**SOURCE MATERIAL:**
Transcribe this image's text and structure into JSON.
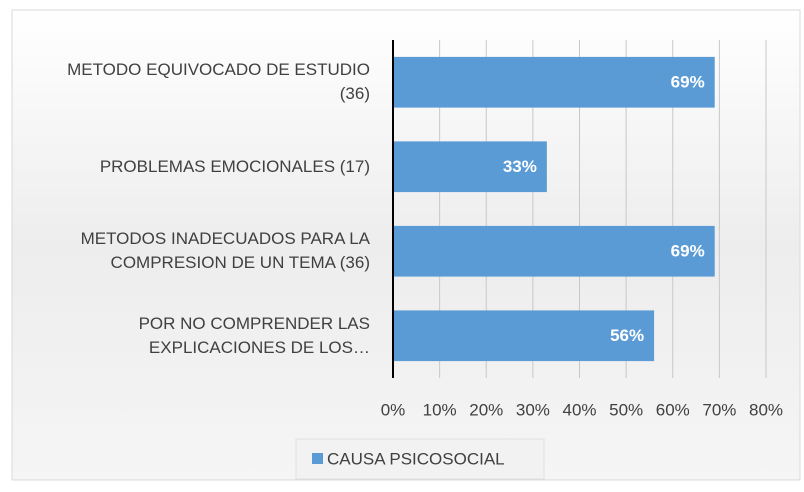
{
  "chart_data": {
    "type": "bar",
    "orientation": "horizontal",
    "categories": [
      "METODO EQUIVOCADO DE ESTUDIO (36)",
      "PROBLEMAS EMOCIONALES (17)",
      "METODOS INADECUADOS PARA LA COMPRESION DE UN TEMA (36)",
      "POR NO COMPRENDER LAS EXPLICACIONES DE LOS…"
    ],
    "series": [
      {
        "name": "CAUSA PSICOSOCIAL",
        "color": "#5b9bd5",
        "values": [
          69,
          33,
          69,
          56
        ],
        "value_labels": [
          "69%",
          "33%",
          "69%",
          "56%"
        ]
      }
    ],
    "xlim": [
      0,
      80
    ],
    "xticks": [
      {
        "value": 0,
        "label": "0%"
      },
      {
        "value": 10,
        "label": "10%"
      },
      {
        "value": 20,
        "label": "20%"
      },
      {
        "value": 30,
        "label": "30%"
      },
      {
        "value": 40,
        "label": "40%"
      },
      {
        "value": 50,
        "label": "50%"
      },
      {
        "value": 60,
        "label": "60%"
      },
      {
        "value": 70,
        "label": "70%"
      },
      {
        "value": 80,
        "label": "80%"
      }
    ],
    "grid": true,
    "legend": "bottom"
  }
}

**TASK DIRECTIONS:** Restate the data above word for word. Do not include the images.

**TASK SOLUTION:**
Transcribe this image's text and structure into JSON.
{
  "chart_data": {
    "type": "bar",
    "orientation": "horizontal",
    "categories": [
      "METODO EQUIVOCADO DE ESTUDIO (36)",
      "PROBLEMAS EMOCIONALES (17)",
      "METODOS INADECUADOS PARA LA COMPRESION DE UN TEMA (36)",
      "POR NO COMPRENDER LAS EXPLICACIONES DE LOS…"
    ],
    "series": [
      {
        "name": "CAUSA PSICOSOCIAL",
        "color": "#5b9bd5",
        "values": [
          69,
          33,
          69,
          56
        ],
        "value_labels": [
          "69%",
          "33%",
          "69%",
          "56%"
        ]
      }
    ],
    "xlim": [
      0,
      80
    ],
    "xticks": [
      {
        "value": 0,
        "label": "0%"
      },
      {
        "value": 10,
        "label": "10%"
      },
      {
        "value": 20,
        "label": "20%"
      },
      {
        "value": 30,
        "label": "30%"
      },
      {
        "value": 40,
        "label": "40%"
      },
      {
        "value": 50,
        "label": "50%"
      },
      {
        "value": 60,
        "label": "60%"
      },
      {
        "value": 70,
        "label": "70%"
      },
      {
        "value": 80,
        "label": "80%"
      }
    ],
    "grid": true,
    "legend": "bottom"
  }
}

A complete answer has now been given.